* To do:
Track down every line below that holds "BITFINEX" and copy it.

━━━ Records ━━━

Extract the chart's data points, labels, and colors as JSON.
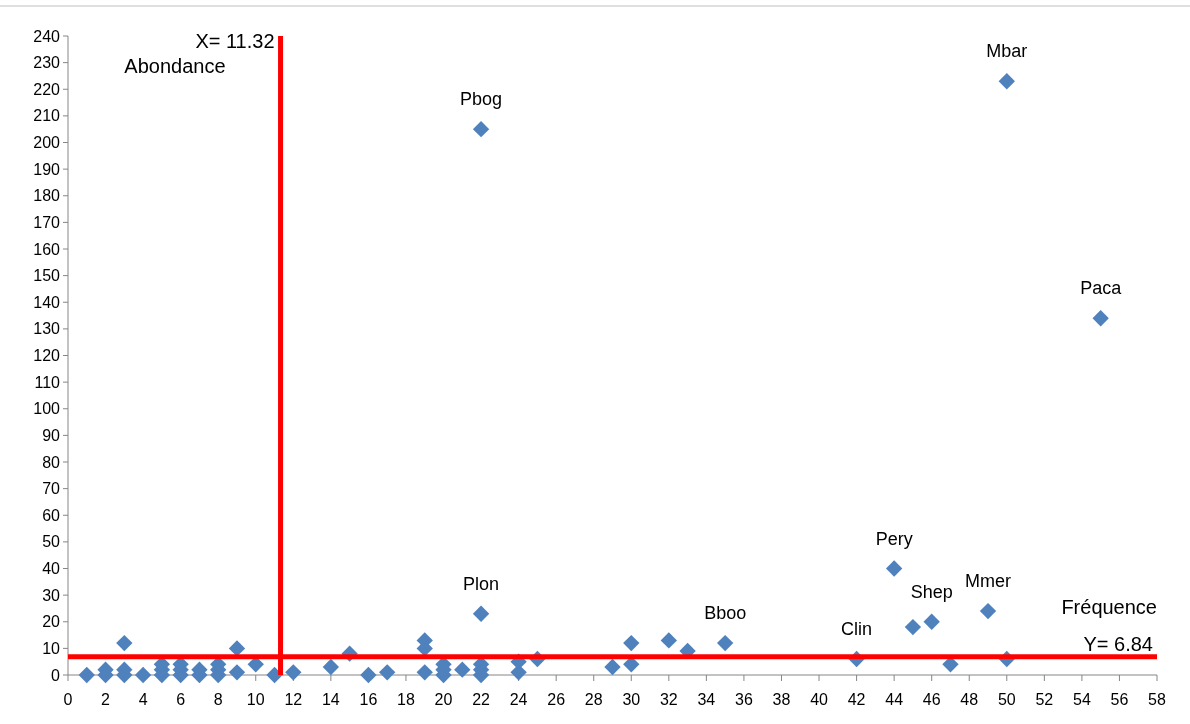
{
  "chart_data": {
    "type": "scatter",
    "xlabel": "Fréquence",
    "ylabel": "Abondance",
    "xlim": [
      0,
      58
    ],
    "ylim": [
      0,
      240
    ],
    "xticks": [
      0,
      2,
      4,
      6,
      8,
      10,
      12,
      14,
      16,
      18,
      20,
      22,
      24,
      26,
      28,
      30,
      32,
      34,
      36,
      38,
      40,
      42,
      44,
      46,
      48,
      50,
      52,
      54,
      56,
      58
    ],
    "yticks": [
      0,
      10,
      20,
      30,
      40,
      50,
      60,
      70,
      80,
      90,
      100,
      110,
      120,
      130,
      140,
      150,
      160,
      170,
      180,
      190,
      200,
      210,
      220,
      230,
      240
    ],
    "grid": false,
    "marker": "diamond",
    "series": [
      {
        "color": "#4f81bd",
        "x": [
          1,
          2,
          2,
          3,
          3,
          3,
          4,
          5,
          5,
          5,
          6,
          6,
          6,
          7,
          7,
          8,
          8,
          8,
          9,
          9,
          10,
          11,
          12,
          14,
          15,
          16,
          17,
          19,
          19,
          19,
          20,
          20,
          20,
          21,
          22,
          22,
          22,
          22,
          22,
          24,
          24,
          25,
          29,
          30,
          30,
          32,
          33,
          35,
          42,
          44,
          45,
          46,
          47,
          49,
          50,
          50,
          55
        ],
        "values": [
          0,
          0,
          2,
          0,
          2,
          12,
          0,
          0,
          2,
          4,
          0,
          2,
          4,
          0,
          2,
          0,
          2,
          4,
          1,
          10,
          4,
          0,
          1,
          3,
          8,
          0,
          1,
          1,
          10,
          13,
          0,
          2,
          4,
          2,
          0,
          2,
          4,
          23,
          205,
          1,
          5,
          6,
          3,
          4,
          12,
          13,
          9,
          12,
          6,
          40,
          18,
          20,
          4,
          24,
          6,
          223,
          134
        ]
      }
    ],
    "ref_lines": [
      {
        "axis": "x",
        "value": 11.32,
        "label": "X= 11.32",
        "color": "#ff0000"
      },
      {
        "axis": "y",
        "value": 6.84,
        "label": "Y= 6.84",
        "color": "#ff0000"
      }
    ],
    "annotations": [
      {
        "text": "Pbog",
        "x": 22,
        "y": 205
      },
      {
        "text": "Mbar",
        "x": 50,
        "y": 223
      },
      {
        "text": "Paca",
        "x": 55,
        "y": 134
      },
      {
        "text": "Plon",
        "x": 22,
        "y": 23
      },
      {
        "text": "Bboo",
        "x": 35,
        "y": 12
      },
      {
        "text": "Pery",
        "x": 44,
        "y": 40
      },
      {
        "text": "Clin",
        "x": 42,
        "y": 6
      },
      {
        "text": "Shep",
        "x": 46,
        "y": 20
      },
      {
        "text": "Mmer",
        "x": 49,
        "y": 24
      }
    ]
  }
}
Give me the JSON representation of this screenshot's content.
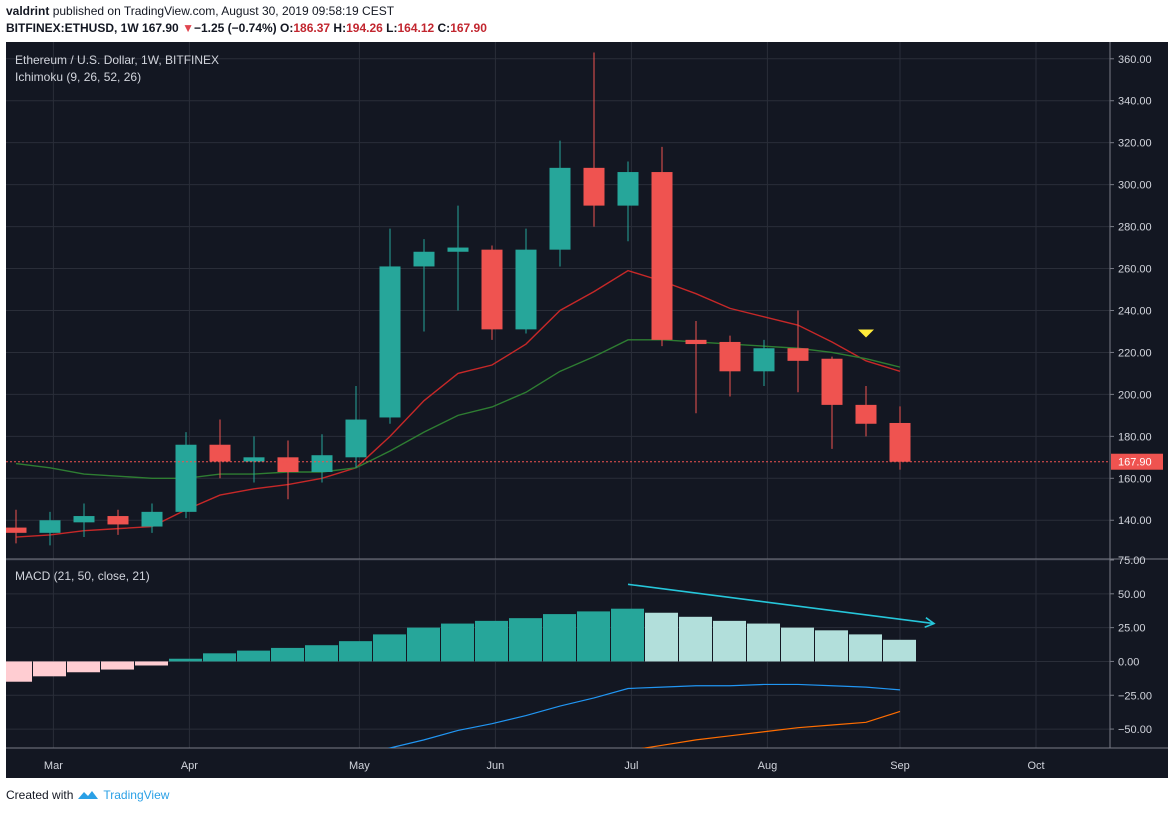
{
  "header": {
    "author": "valdrint",
    "published": "published on TradingView.com, August 30, 2019 09:58:19 CEST",
    "symbol": "BITFINEX:ETHUSD, 1W",
    "last": "167.90",
    "change_arrow": "▼",
    "change": "−1.25 (−0.74%)",
    "o_label": "O:",
    "o_value": "186.37",
    "h_label": "H:",
    "h_value": "194.26",
    "l_label": "L:",
    "l_value": "164.12",
    "c_label": "C:",
    "c_value": "167.90"
  },
  "footer": {
    "created_with": "Created with",
    "brand": "TradingView",
    "logo_icon": "tradingview-cloud-icon"
  },
  "colors": {
    "background": "#131722",
    "grid": "#2a2e39",
    "axis_text": "#d1d4dc",
    "up": "#26a69a",
    "down": "#ef5350",
    "tenkan": "#c62828",
    "kijun": "#2e7d32",
    "macd_line": "#2196f3",
    "signal_line": "#ff6d00",
    "last_price": "#ef5350",
    "hist_up_strong": "#26a69a",
    "hist_up_weak": "#b2dfdb",
    "hist_down_weak": "#ffcdd2",
    "arrow": "#26c6da",
    "marker": "#ffeb3b"
  },
  "chart_data": [
    {
      "type": "candlestick",
      "title": "Ethereum / U.S. Dollar, 1W, BITFINEX",
      "indicator": "Ichimoku (9, 26, 52, 26)",
      "x_ticks": [
        "Mar",
        "Apr",
        "May",
        "Jun",
        "Jul",
        "Aug",
        "Sep",
        "Oct"
      ],
      "ylim": [
        122,
        368
      ],
      "y_ticks": [
        140,
        160,
        180,
        200,
        220,
        240,
        260,
        280,
        300,
        320,
        340,
        360
      ],
      "y_tick_labels": [
        "140.00",
        "160.00",
        "180.00",
        "200.00",
        "220.00",
        "240.00",
        "260.00",
        "280.00",
        "300.00",
        "320.00",
        "340.00",
        "360.00"
      ],
      "last_price": 167.9,
      "last_price_label": "167.90",
      "grid": true,
      "candles": [
        {
          "date": "2019-02-18",
          "o": 136.5,
          "h": 145,
          "l": 129,
          "c": 134
        },
        {
          "date": "2019-02-25",
          "o": 134,
          "h": 144,
          "l": 128,
          "c": 140
        },
        {
          "date": "2019-03-04",
          "o": 139,
          "h": 148,
          "l": 132,
          "c": 142
        },
        {
          "date": "2019-03-11",
          "o": 142,
          "h": 145,
          "l": 133,
          "c": 138
        },
        {
          "date": "2019-03-18",
          "o": 137,
          "h": 148,
          "l": 134,
          "c": 144
        },
        {
          "date": "2019-03-25",
          "o": 144,
          "h": 182,
          "l": 141,
          "c": 176
        },
        {
          "date": "2019-04-01",
          "o": 176,
          "h": 188,
          "l": 160,
          "c": 168
        },
        {
          "date": "2019-04-08",
          "o": 168,
          "h": 180,
          "l": 158,
          "c": 170
        },
        {
          "date": "2019-04-15",
          "o": 170,
          "h": 178,
          "l": 150,
          "c": 163
        },
        {
          "date": "2019-04-22",
          "o": 163,
          "h": 181,
          "l": 158,
          "c": 171
        },
        {
          "date": "2019-04-29",
          "o": 170,
          "h": 204,
          "l": 165,
          "c": 188
        },
        {
          "date": "2019-05-06",
          "o": 189,
          "h": 279,
          "l": 186,
          "c": 261
        },
        {
          "date": "2019-05-13",
          "o": 261,
          "h": 274,
          "l": 230,
          "c": 268
        },
        {
          "date": "2019-05-20",
          "o": 268,
          "h": 290,
          "l": 240,
          "c": 270
        },
        {
          "date": "2019-05-27",
          "o": 269,
          "h": 271,
          "l": 226,
          "c": 231
        },
        {
          "date": "2019-06-03",
          "o": 231,
          "h": 279,
          "l": 229,
          "c": 269
        },
        {
          "date": "2019-06-10",
          "o": 269,
          "h": 321,
          "l": 261,
          "c": 308
        },
        {
          "date": "2019-06-17",
          "o": 308,
          "h": 363,
          "l": 280,
          "c": 290
        },
        {
          "date": "2019-06-24",
          "o": 290,
          "h": 311,
          "l": 273,
          "c": 306
        },
        {
          "date": "2019-07-01",
          "o": 306,
          "h": 318,
          "l": 223,
          "c": 226
        },
        {
          "date": "2019-07-08",
          "o": 226,
          "h": 235,
          "l": 191,
          "c": 224
        },
        {
          "date": "2019-07-15",
          "o": 225,
          "h": 228,
          "l": 199,
          "c": 211
        },
        {
          "date": "2019-07-22",
          "o": 211,
          "h": 226,
          "l": 204,
          "c": 222
        },
        {
          "date": "2019-07-29",
          "o": 222,
          "h": 240,
          "l": 201,
          "c": 216
        },
        {
          "date": "2019-08-05",
          "o": 217,
          "h": 218,
          "l": 174,
          "c": 195
        },
        {
          "date": "2019-08-12",
          "o": 195,
          "h": 204,
          "l": 180,
          "c": 186
        },
        {
          "date": "2019-08-19",
          "o": 186.37,
          "h": 194.26,
          "l": 164.12,
          "c": 167.9
        }
      ],
      "tenkan": [
        132,
        133,
        135,
        136,
        137,
        145,
        152,
        155,
        157,
        160,
        165,
        180,
        197,
        210,
        214,
        224,
        240,
        249,
        259,
        254,
        248,
        241,
        237,
        233,
        225,
        216,
        211
      ],
      "kijun": [
        167,
        165,
        162,
        161,
        160,
        160,
        162,
        162,
        163,
        163,
        165,
        173,
        182,
        190,
        194,
        201,
        211,
        218,
        226,
        226,
        225,
        224,
        223,
        222,
        220,
        217,
        213
      ],
      "marker": {
        "index": 25,
        "price": 229,
        "icon": "down-triangle-icon"
      }
    },
    {
      "type": "bar",
      "title": "MACD (21, 50, close, 21)",
      "ylim": [
        -64,
        75
      ],
      "y_ticks": [
        75,
        50,
        25,
        0,
        -25,
        -50
      ],
      "y_tick_labels": [
        "75.00",
        "50.00",
        "25.00",
        "0.00",
        "−25.00",
        "−50.00"
      ],
      "histogram": [
        -15,
        -11,
        -8,
        -6,
        -3,
        2,
        6,
        8,
        10,
        12,
        15,
        20,
        25,
        28,
        30,
        32,
        35,
        37,
        39,
        36,
        33,
        30,
        28,
        25,
        23,
        20,
        16
      ],
      "macd_line": [
        null,
        null,
        null,
        null,
        null,
        null,
        null,
        null,
        null,
        null,
        -71,
        -64,
        -58,
        -51,
        -46,
        -40,
        -33,
        -27,
        -20,
        -19,
        -18,
        -18,
        -17,
        -17,
        -18,
        -19,
        -21
      ],
      "signal_line": [
        null,
        null,
        null,
        null,
        null,
        null,
        null,
        null,
        null,
        null,
        null,
        null,
        null,
        null,
        null,
        null,
        -74,
        -70,
        -66,
        -62,
        -58,
        -55,
        -52,
        -49,
        -47,
        -45,
        -37
      ],
      "divergence_arrow": {
        "from_index": 18,
        "from_value": 57,
        "to_index": 27,
        "to_value": 28,
        "icon": "arrow-right-icon"
      }
    }
  ]
}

━━━

* The response:
    "symbol": "BITFINEX:ETHUSD, 1W",
      "title": "Ethereum / U.S. Dollar, 1W, BITFINEX",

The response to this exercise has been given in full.